• **Exercise material**
▬▬▬▬▬▬
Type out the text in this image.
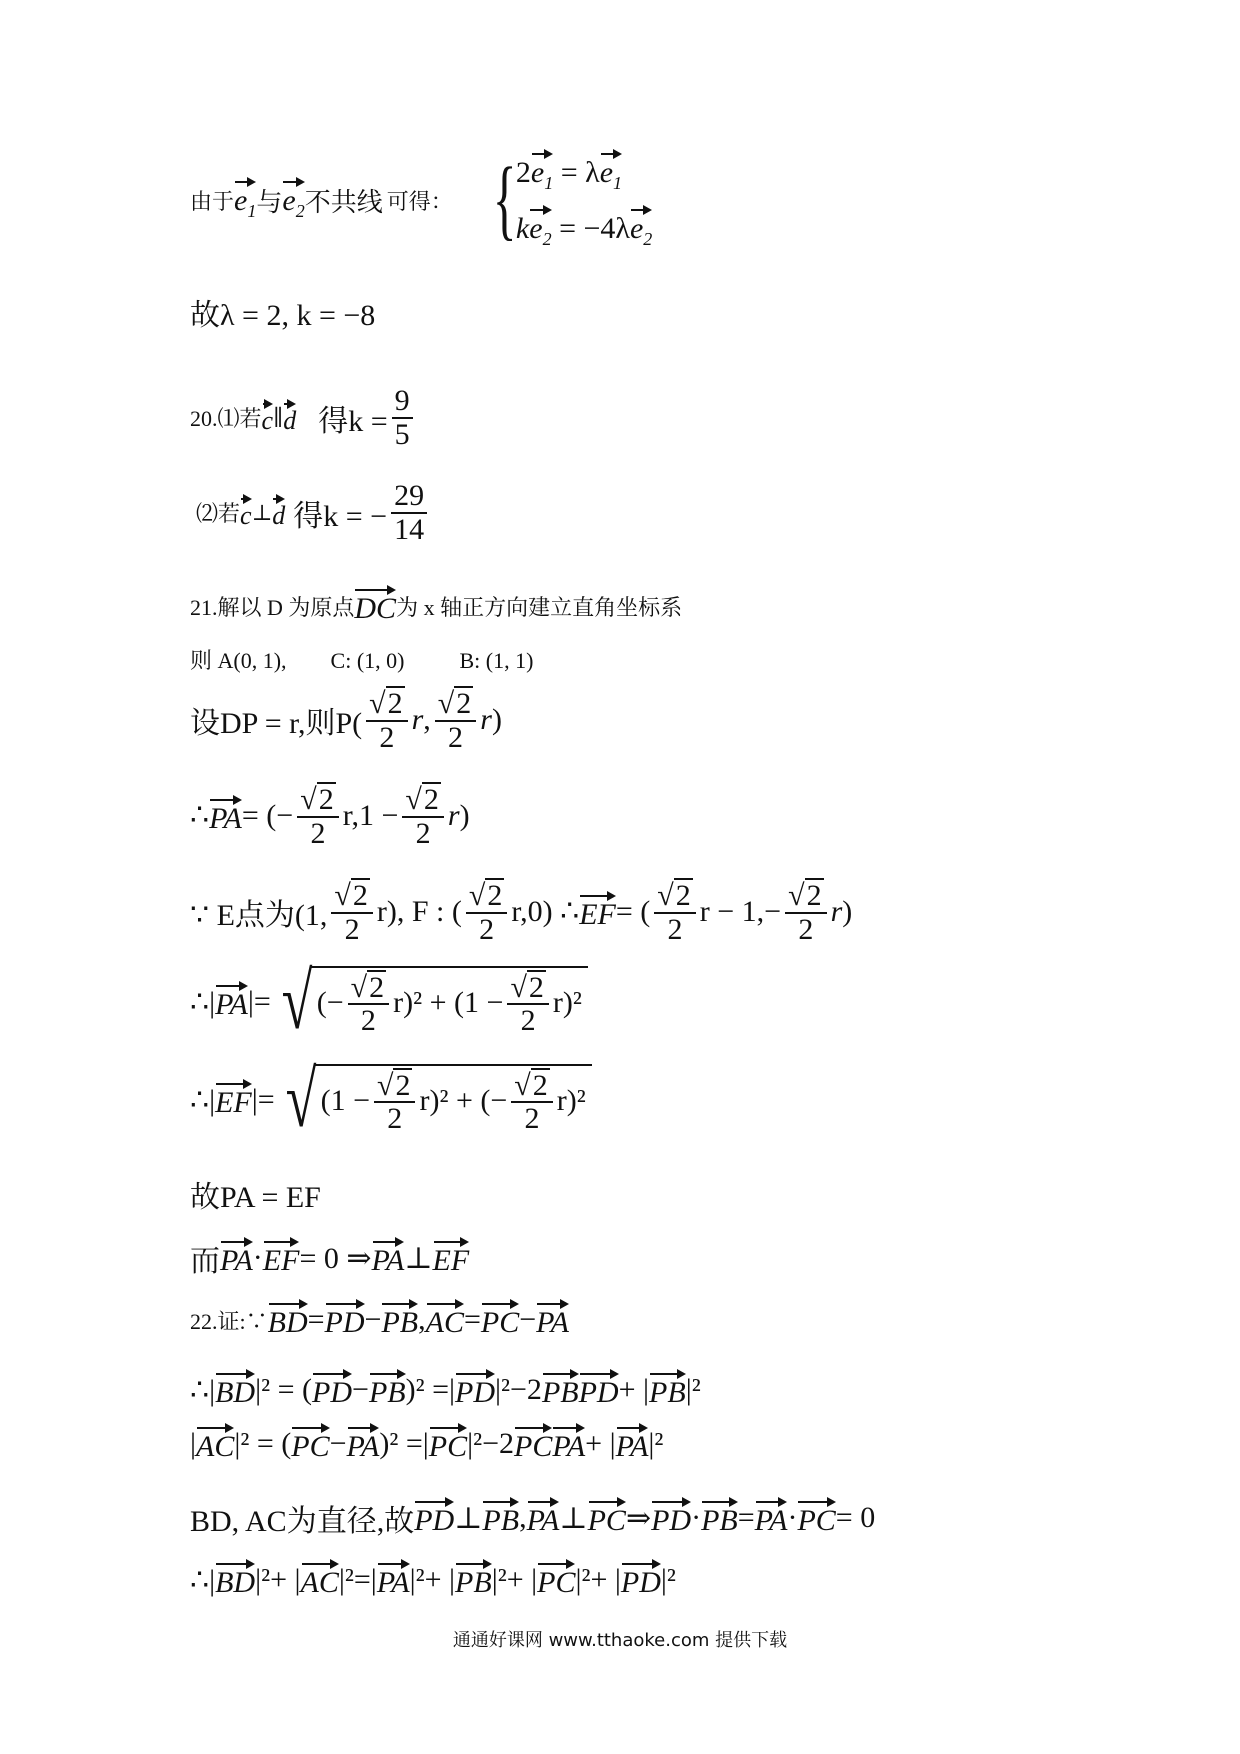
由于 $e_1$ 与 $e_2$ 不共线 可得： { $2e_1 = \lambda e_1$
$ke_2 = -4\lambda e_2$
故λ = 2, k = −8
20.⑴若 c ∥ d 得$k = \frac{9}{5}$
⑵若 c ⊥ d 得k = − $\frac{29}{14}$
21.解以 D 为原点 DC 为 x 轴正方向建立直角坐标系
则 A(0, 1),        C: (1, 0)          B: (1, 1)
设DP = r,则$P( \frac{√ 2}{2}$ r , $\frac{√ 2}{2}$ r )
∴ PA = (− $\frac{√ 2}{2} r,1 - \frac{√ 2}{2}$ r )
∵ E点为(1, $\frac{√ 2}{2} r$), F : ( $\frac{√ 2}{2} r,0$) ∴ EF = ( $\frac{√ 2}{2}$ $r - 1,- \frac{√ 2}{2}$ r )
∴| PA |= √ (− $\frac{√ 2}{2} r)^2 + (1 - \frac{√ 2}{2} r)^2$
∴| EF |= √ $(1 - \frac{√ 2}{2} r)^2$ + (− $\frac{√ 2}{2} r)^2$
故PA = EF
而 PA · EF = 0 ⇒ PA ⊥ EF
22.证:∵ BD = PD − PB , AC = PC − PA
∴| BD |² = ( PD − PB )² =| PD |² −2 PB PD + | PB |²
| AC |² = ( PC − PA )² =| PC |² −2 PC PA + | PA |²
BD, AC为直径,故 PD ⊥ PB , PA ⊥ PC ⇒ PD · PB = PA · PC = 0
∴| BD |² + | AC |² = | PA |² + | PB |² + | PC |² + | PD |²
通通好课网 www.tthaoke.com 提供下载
▬▬▬▬▬▬
• **Exercise details**
Lines holding the word "lambda" in the entries above are the ones to pull out. Copy them all.

• **Output of the exercise**
由于 $e_1$ 与 $e_2$ 不共线 可得： { $2e_1 = \lambda e_1$
$ke_2 = -4\lambda e_2$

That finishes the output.